-- Start of Data to use --

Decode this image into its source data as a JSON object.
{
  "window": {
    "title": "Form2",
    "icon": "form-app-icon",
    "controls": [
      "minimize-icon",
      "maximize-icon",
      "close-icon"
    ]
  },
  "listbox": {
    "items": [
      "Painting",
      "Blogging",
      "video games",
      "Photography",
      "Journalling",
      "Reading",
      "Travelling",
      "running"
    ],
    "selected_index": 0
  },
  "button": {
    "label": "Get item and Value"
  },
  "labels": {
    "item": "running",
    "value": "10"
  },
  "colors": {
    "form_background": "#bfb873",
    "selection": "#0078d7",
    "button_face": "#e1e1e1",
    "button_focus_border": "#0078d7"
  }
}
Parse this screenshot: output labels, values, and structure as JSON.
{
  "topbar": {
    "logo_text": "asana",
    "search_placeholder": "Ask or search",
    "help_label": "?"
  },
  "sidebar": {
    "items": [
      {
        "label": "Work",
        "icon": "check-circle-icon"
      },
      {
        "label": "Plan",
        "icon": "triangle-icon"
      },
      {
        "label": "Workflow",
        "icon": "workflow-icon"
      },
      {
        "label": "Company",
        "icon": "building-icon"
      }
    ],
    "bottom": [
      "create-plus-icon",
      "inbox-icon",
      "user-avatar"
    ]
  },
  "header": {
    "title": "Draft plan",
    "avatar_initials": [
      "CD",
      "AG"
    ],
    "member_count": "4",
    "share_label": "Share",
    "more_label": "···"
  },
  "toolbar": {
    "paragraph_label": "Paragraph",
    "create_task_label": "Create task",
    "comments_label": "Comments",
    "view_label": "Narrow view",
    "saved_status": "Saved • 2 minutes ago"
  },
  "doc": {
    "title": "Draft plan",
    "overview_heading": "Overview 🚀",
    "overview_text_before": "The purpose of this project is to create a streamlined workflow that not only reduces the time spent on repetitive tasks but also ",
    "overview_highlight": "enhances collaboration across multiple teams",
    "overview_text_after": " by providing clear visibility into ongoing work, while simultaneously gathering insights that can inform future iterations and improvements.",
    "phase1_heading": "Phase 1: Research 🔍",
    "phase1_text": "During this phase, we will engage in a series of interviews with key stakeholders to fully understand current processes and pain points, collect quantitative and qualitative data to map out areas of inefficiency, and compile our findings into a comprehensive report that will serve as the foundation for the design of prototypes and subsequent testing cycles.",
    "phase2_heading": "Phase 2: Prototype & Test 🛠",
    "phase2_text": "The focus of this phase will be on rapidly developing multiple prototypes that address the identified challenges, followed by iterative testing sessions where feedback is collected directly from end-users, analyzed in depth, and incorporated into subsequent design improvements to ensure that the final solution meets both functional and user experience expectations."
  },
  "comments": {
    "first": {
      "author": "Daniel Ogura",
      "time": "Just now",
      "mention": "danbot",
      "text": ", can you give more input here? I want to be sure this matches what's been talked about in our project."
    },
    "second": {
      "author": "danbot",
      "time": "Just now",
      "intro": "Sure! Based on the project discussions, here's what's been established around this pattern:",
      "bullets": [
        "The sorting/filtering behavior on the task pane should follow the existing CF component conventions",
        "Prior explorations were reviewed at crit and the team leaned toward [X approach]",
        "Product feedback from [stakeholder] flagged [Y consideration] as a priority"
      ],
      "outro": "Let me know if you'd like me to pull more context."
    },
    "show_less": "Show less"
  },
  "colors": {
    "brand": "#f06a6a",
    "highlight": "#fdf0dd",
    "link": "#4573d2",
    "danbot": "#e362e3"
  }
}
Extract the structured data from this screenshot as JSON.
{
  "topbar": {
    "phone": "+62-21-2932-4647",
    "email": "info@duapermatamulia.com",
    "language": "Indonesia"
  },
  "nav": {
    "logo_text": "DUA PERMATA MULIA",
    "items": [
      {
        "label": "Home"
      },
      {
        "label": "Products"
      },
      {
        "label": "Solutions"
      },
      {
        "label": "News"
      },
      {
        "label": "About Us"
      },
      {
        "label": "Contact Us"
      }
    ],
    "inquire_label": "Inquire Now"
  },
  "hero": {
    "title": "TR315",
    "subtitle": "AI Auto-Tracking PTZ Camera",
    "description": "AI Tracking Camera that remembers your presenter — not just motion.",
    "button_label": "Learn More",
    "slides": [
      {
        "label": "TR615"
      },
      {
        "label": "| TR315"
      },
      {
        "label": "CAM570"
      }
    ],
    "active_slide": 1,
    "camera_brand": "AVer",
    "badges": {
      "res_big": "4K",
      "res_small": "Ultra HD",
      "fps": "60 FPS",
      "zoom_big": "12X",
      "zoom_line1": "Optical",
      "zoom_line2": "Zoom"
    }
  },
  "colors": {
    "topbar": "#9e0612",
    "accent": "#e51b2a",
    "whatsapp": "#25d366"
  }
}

-- End of Data to use --

Starting with the line that contains "Extract the structured", write out each line through the end of the listing, exactly as it appears, and include nothing else.

Extract the structured data from this screenshot as JSON.
{
  "topbar": {
    "phone": "+62-21-2932-4647",
    "email": "info@duapermatamulia.com",
    "language": "Indonesia"
  },
  "nav": {
    "logo_text": "DUA PERMATA MULIA",
    "items": [
      {
        "label": "Home"
      },
      {
        "label": "Products"
      },
      {
        "label": "Solutions"
      },
      {
        "label": "News"
      },
      {
        "label": "About Us"
      },
      {
        "label": "Contact Us"
      }
    ],
    "inquire_label": "Inquire Now"
  },
  "hero": {
    "title": "TR315",
    "subtitle": "AI Auto-Tracking PTZ Camera",
    "description": "AI Tracking Camera that remembers your presenter — not just motion.",
    "button_label": "Learn More",
    "slides": [
      {
        "label": "TR615"
      },
      {
        "label": "| TR315"
      },
      {
        "label": "CAM570"
      }
    ],
    "active_slide": 1,
    "camera_brand": "AVer",
    "badges": {
      "res_big": "4K",
      "res_small": "Ultra HD",
      "fps": "60 FPS",
      "zoom_big": "12X",
      "zoom_line1": "Optical",
      "zoom_line2": "Zoom"
    }
  },
  "colors": {
    "topbar": "#9e0612",
    "accent": "#e51b2a",
    "whatsapp": "#25d366"
  }
}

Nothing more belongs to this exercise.